◆ To be done: Copy all entries without alteration and skip the pictures they hold.
#### Available records ####
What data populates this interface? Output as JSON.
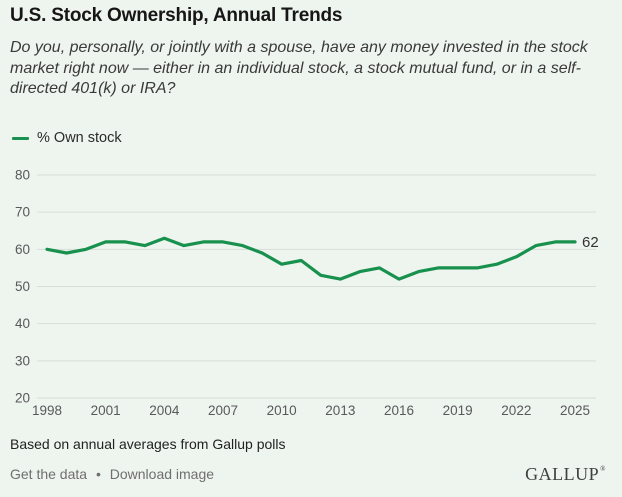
{
  "header": {
    "title": "U.S. Stock Ownership, Annual Trends",
    "subtitle": "Do you, personally, or jointly with a spouse, have any money invested in the stock market right now — either in an individual stock, a stock mutual fund, or in a self-directed 401(k) or IRA?"
  },
  "legend": {
    "label": "% Own stock"
  },
  "colors": {
    "background": "#eef4ee",
    "line": "#17914d",
    "grid": "#d9ddd8",
    "tick_text": "#58595b",
    "end_label": "#333333"
  },
  "chart_data": {
    "type": "line",
    "title": "U.S. Stock Ownership, Annual Trends",
    "xlabel": "",
    "ylabel": "% Own stock",
    "ylim": [
      20,
      80
    ],
    "yticks": [
      80,
      70,
      60,
      50,
      40,
      30,
      20
    ],
    "xticks": [
      1998,
      2001,
      2004,
      2007,
      2010,
      2013,
      2016,
      2019,
      2022,
      2025
    ],
    "grid": true,
    "legend_position": "top-left",
    "end_label": "62",
    "series": [
      {
        "name": "% Own stock",
        "x": [
          1998,
          1999,
          2000,
          2001,
          2002,
          2003,
          2004,
          2005,
          2006,
          2007,
          2008,
          2009,
          2010,
          2011,
          2012,
          2013,
          2014,
          2015,
          2016,
          2017,
          2018,
          2019,
          2020,
          2021,
          2022,
          2023,
          2024,
          2025
        ],
        "values": [
          60,
          59,
          60,
          62,
          62,
          61,
          63,
          61,
          62,
          62,
          61,
          59,
          56,
          57,
          53,
          52,
          54,
          55,
          52,
          54,
          55,
          55,
          55,
          56,
          58,
          61,
          62,
          62
        ]
      }
    ]
  },
  "source": "Based on annual averages from Gallup polls",
  "footer": {
    "links": [
      {
        "label": "Get the data"
      },
      {
        "label": "Download image"
      }
    ],
    "separator": "•",
    "logo": "GALLUP",
    "logo_mark": "®"
  }
}
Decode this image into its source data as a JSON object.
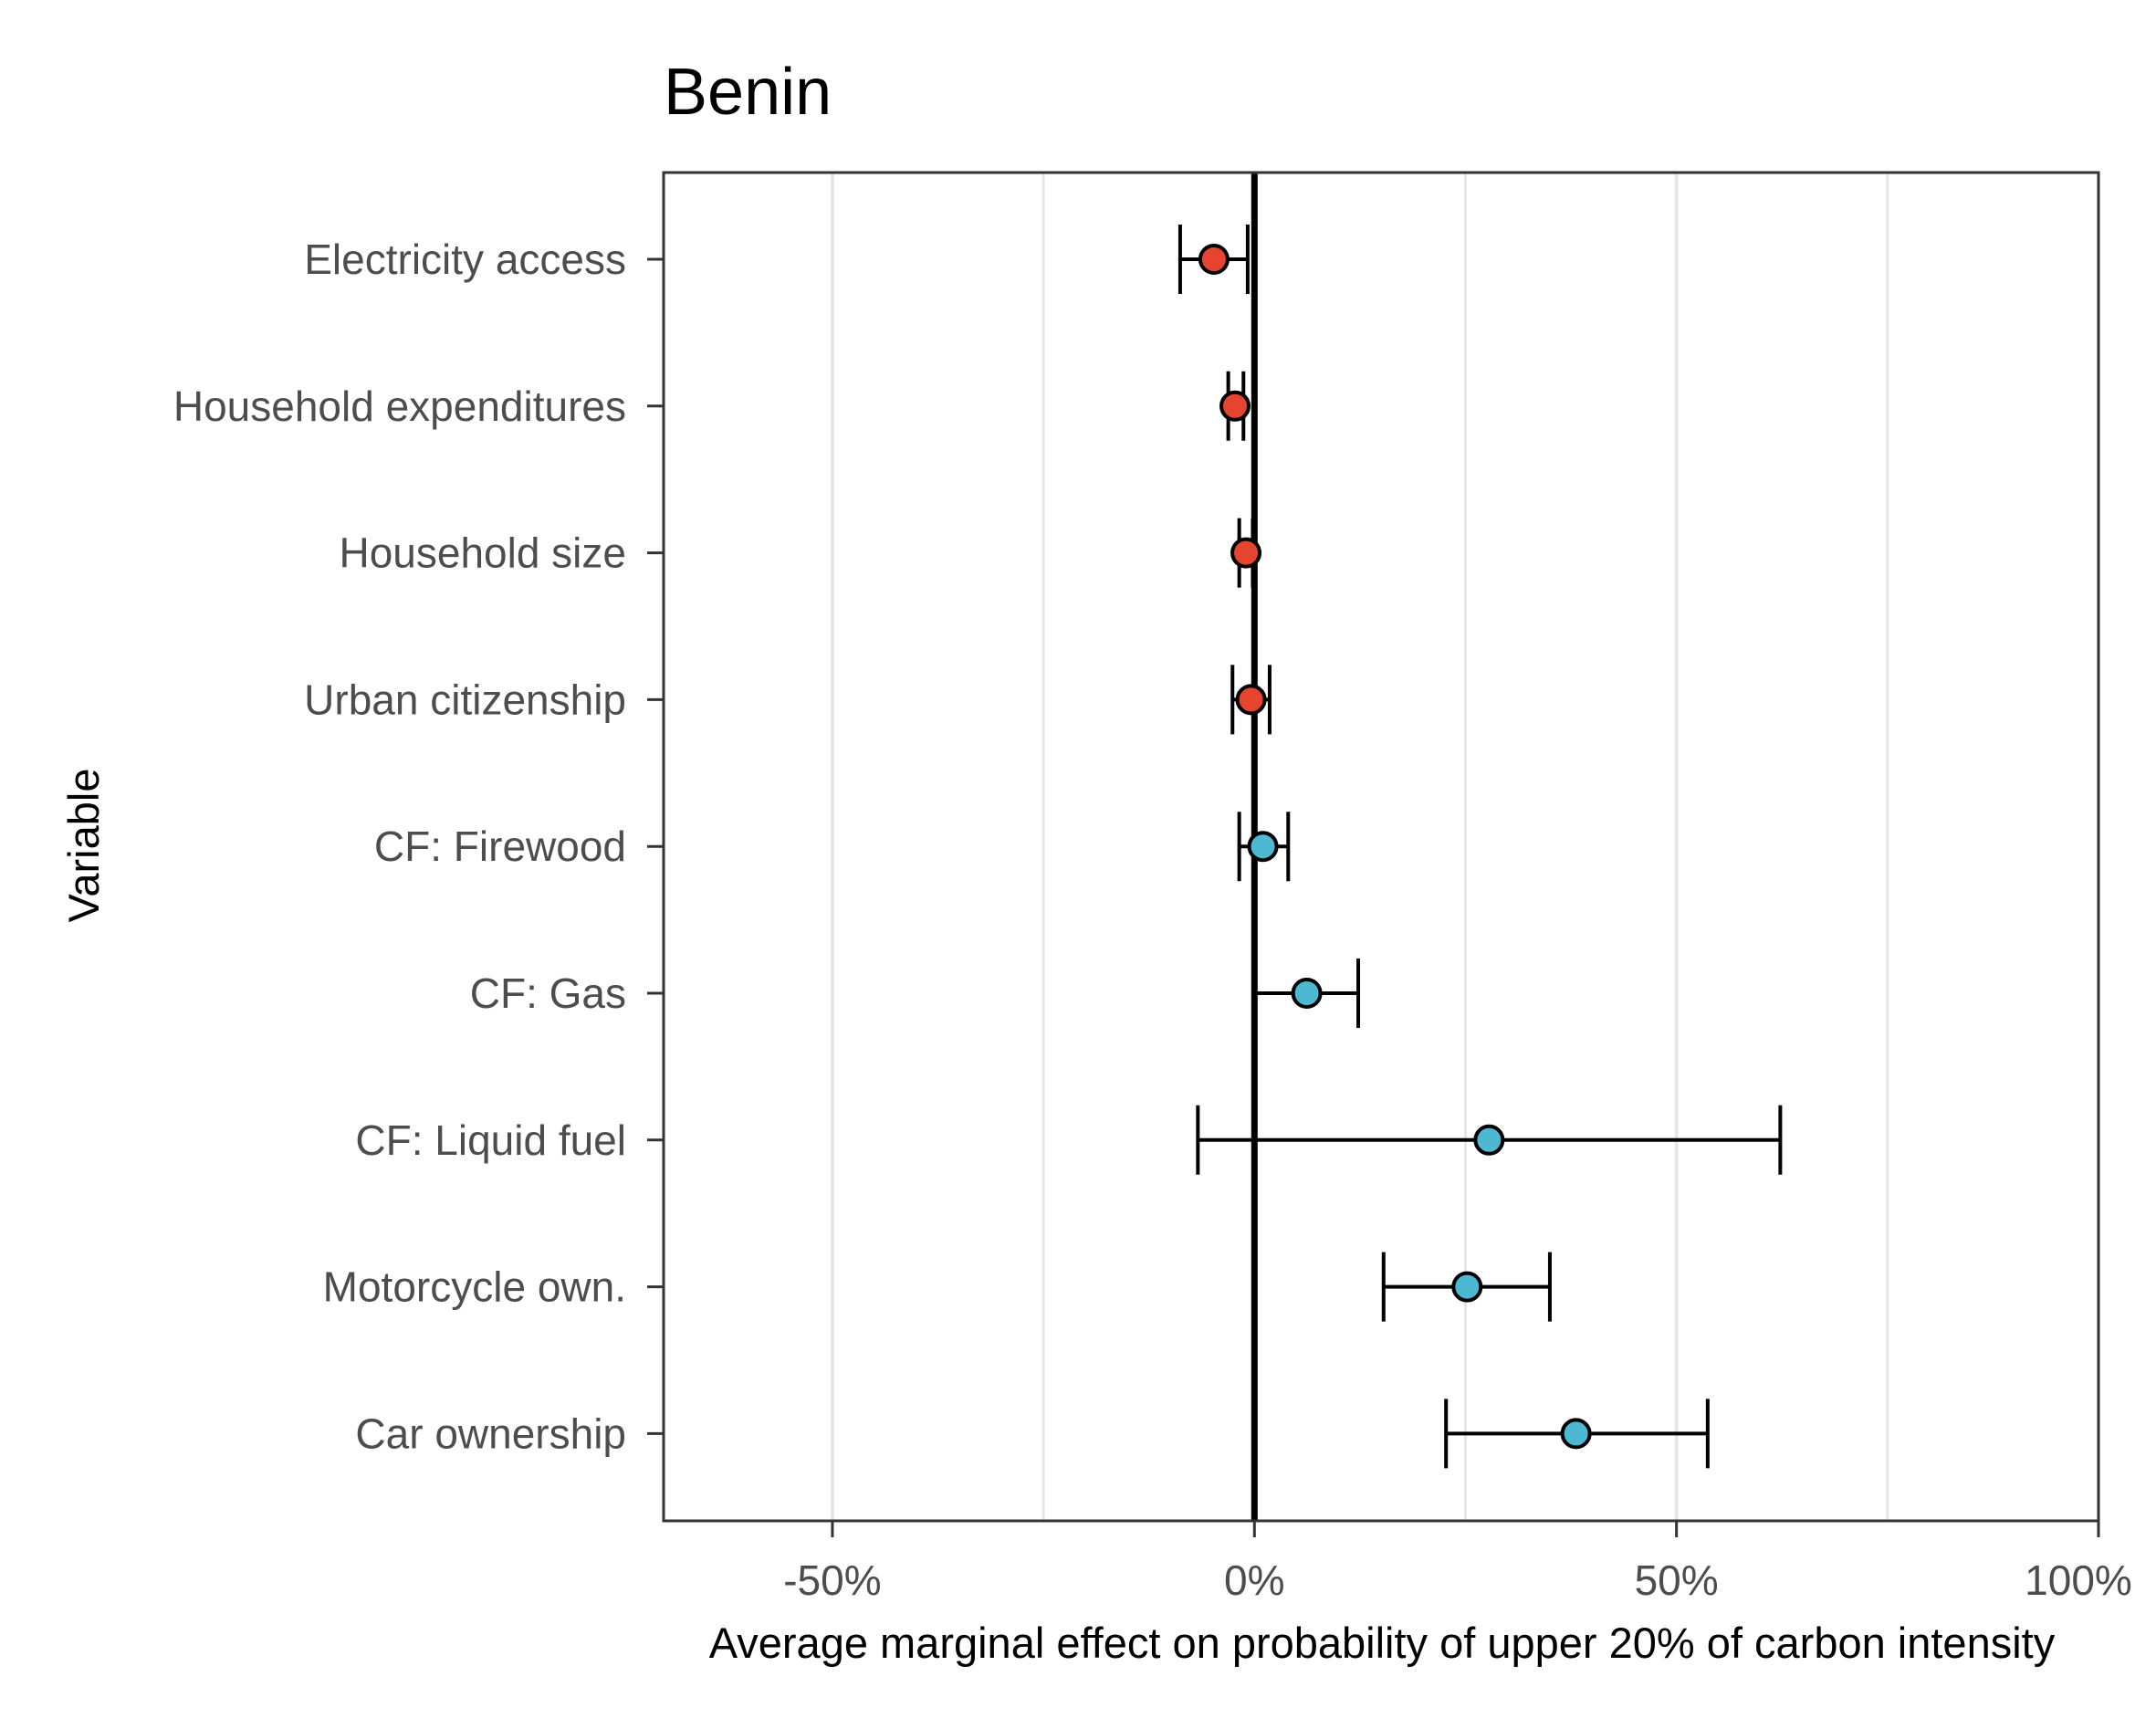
####
◆ Exercise solution:
What data populates this interface? Output as JSON.
{
  "header": {
    "title": "U.S. Stock Ownership, Annual Trends",
    "subtitle": "Do you, personally, or jointly with a spouse, have any money invested in the stock market right now — either in an individual stock, a stock mutual fund, or in a self-directed 401(k) or IRA?"
  },
  "legend": {
    "label": "% Own stock"
  },
  "colors": {
    "background": "#eef4ee",
    "line": "#17914d",
    "grid": "#d9ddd8",
    "tick_text": "#58595b",
    "end_label": "#333333"
  },
  "chart_data": {
    "type": "line",
    "title": "U.S. Stock Ownership, Annual Trends",
    "xlabel": "",
    "ylabel": "% Own stock",
    "ylim": [
      20,
      80
    ],
    "yticks": [
      80,
      70,
      60,
      50,
      40,
      30,
      20
    ],
    "xticks": [
      1998,
      2001,
      2004,
      2007,
      2010,
      2013,
      2016,
      2019,
      2022,
      2025
    ],
    "grid": true,
    "legend_position": "top-left",
    "end_label": "62",
    "series": [
      {
        "name": "% Own stock",
        "x": [
          1998,
          1999,
          2000,
          2001,
          2002,
          2003,
          2004,
          2005,
          2006,
          2007,
          2008,
          2009,
          2010,
          2011,
          2012,
          2013,
          2014,
          2015,
          2016,
          2017,
          2018,
          2019,
          2020,
          2021,
          2022,
          2023,
          2024,
          2025
        ],
        "values": [
          60,
          59,
          60,
          62,
          62,
          61,
          63,
          61,
          62,
          62,
          61,
          59,
          56,
          57,
          53,
          52,
          54,
          55,
          52,
          54,
          55,
          55,
          55,
          56,
          58,
          61,
          62,
          62
        ]
      }
    ]
  },
  "source": "Based on annual averages from Gallup polls",
  "footer": {
    "links": [
      {
        "label": "Get the data"
      },
      {
        "label": "Download image"
      }
    ],
    "separator": "•",
    "logo": "GALLUP",
    "logo_mark": "®"
  }
}
Decode this image into its source data as a JSON object.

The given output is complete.